• [Records supplied]:
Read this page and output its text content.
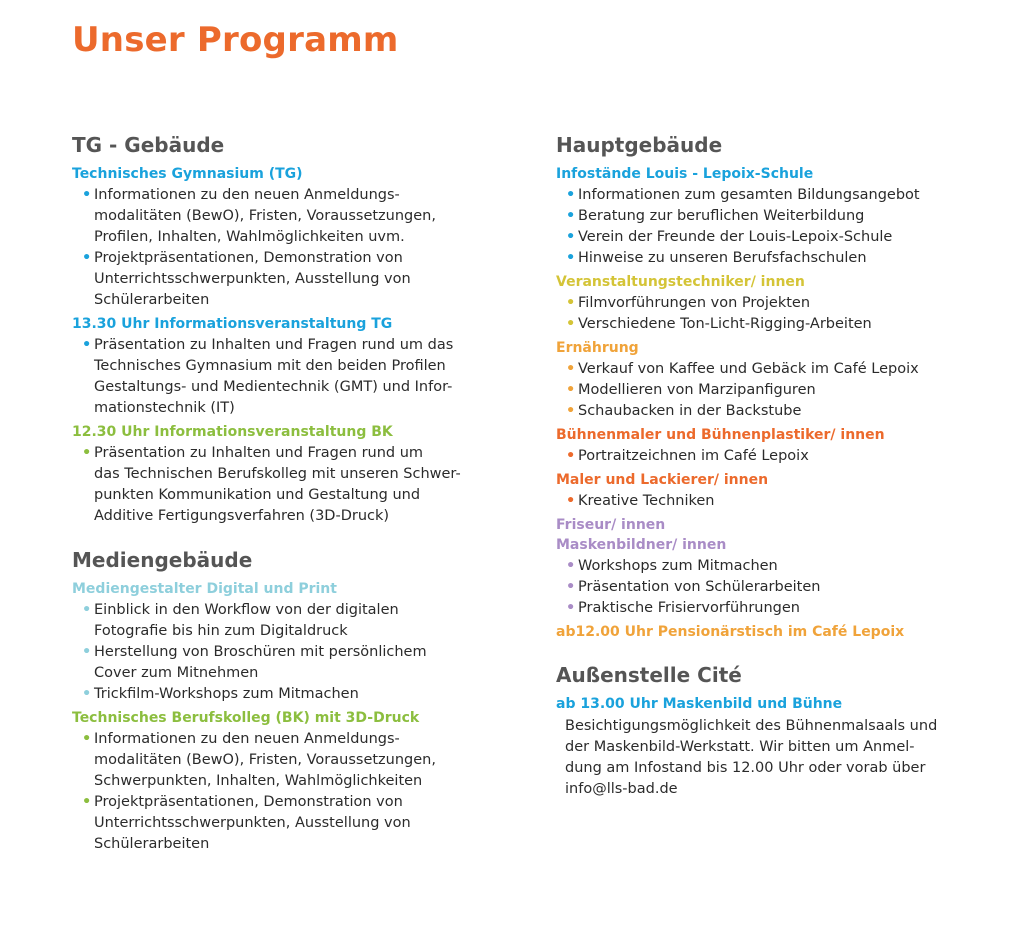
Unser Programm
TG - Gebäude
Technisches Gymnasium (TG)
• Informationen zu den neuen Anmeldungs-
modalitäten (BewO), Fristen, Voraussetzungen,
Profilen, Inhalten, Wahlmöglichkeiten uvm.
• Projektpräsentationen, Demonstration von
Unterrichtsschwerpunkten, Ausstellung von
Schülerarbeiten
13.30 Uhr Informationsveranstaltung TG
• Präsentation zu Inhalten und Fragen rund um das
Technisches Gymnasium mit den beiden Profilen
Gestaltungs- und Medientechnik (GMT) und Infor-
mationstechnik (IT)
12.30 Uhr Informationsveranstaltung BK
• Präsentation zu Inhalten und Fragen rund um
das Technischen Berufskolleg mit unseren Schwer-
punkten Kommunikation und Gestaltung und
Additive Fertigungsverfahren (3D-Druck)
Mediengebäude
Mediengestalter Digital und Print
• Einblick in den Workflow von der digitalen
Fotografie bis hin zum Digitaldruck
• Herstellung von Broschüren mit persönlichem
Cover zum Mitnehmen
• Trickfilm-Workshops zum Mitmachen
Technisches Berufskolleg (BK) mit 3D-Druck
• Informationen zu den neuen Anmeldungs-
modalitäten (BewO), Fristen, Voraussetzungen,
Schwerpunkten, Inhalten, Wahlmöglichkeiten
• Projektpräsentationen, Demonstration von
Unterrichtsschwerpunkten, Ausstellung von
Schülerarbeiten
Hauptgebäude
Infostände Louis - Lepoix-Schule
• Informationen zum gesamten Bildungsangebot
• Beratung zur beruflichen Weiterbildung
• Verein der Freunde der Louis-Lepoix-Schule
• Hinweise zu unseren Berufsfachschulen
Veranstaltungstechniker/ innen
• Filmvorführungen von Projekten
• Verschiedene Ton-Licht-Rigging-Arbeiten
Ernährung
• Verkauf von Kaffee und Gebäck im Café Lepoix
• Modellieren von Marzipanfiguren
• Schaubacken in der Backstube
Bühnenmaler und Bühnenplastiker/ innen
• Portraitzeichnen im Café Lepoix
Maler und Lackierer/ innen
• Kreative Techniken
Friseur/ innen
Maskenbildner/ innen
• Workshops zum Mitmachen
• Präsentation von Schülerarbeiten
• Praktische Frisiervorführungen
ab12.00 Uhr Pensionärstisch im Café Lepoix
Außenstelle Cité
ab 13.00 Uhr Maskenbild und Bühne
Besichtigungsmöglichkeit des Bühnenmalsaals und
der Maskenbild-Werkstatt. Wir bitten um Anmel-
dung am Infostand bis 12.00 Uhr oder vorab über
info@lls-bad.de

--

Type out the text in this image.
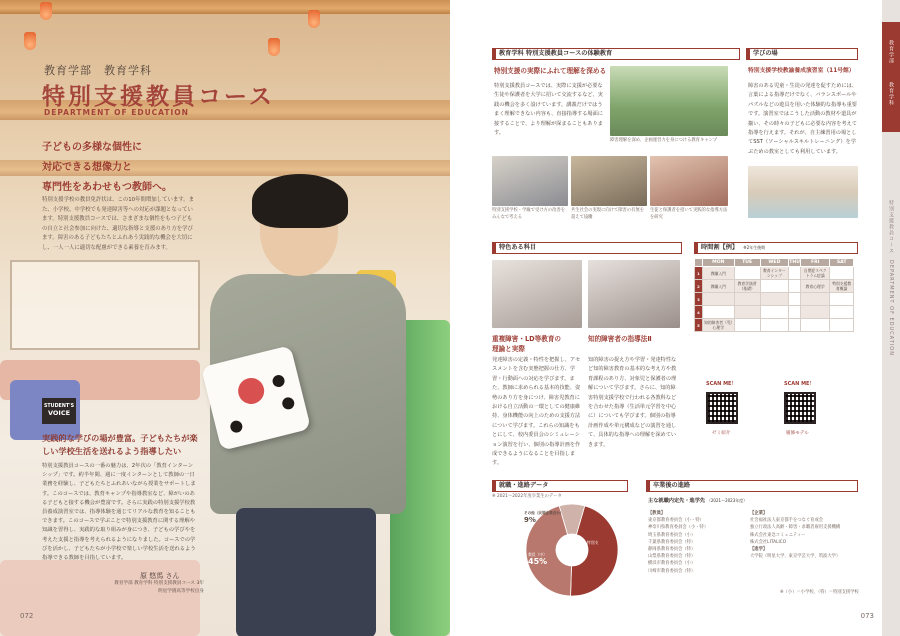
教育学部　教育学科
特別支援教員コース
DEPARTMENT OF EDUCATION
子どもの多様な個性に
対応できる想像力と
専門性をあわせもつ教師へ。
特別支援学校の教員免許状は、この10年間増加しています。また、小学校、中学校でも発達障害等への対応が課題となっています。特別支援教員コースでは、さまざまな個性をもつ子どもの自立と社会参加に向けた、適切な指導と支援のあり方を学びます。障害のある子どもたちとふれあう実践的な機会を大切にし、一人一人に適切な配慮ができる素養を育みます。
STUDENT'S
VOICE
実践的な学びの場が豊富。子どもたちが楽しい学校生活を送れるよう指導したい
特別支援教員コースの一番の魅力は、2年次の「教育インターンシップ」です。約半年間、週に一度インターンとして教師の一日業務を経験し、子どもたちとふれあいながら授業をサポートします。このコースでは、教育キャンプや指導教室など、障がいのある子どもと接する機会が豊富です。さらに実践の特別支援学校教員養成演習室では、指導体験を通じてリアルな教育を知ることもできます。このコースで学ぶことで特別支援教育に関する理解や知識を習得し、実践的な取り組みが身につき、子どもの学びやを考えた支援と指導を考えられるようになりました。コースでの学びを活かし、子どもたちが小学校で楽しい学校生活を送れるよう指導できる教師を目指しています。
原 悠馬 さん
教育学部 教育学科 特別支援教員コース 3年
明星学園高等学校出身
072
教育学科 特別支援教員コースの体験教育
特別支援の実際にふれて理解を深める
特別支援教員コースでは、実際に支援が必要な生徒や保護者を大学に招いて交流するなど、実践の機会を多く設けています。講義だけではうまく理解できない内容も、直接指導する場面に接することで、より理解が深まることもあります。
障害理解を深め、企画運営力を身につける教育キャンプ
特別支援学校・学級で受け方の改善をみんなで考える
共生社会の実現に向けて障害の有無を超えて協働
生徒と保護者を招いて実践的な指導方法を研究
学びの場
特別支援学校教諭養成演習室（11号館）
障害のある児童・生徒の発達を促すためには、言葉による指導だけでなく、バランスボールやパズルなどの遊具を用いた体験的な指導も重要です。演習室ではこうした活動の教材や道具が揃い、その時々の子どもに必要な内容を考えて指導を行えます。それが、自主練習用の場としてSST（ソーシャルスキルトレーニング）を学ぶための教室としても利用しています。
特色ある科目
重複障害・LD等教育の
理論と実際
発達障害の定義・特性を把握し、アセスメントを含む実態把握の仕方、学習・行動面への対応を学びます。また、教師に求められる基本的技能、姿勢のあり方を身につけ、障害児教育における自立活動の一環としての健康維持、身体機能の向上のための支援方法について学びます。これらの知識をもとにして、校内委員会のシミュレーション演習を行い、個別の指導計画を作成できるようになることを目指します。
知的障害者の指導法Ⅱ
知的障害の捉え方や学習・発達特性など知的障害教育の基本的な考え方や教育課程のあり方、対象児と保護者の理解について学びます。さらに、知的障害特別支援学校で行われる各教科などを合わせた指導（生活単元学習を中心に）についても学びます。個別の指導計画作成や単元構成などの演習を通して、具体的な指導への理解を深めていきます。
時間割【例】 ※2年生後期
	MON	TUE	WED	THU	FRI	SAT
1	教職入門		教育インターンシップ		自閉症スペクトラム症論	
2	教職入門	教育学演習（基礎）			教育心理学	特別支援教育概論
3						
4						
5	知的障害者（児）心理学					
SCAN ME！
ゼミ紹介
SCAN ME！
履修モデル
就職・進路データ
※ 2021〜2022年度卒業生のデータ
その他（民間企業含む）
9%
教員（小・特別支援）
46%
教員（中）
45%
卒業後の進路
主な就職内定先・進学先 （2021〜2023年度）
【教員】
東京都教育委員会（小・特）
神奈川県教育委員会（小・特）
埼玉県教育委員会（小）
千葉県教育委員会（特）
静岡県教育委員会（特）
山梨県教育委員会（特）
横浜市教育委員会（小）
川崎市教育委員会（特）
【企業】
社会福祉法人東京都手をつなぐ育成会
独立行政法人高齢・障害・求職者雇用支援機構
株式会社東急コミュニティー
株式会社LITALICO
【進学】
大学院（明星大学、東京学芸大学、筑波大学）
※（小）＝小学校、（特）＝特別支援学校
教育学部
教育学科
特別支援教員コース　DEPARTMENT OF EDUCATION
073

---

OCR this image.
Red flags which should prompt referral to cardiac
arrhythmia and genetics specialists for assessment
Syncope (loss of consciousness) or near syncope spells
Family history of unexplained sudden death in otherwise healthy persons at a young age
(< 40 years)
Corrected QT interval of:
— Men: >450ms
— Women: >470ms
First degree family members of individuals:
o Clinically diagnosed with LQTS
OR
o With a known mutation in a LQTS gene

• [Exercise description]: Look through the entries above. Extract each line with the word "unseren".

• [Task solution]:
das Technischen Berufskolleg mit unseren Schwer-
• Hinweise zu unseren Berufsfachschulen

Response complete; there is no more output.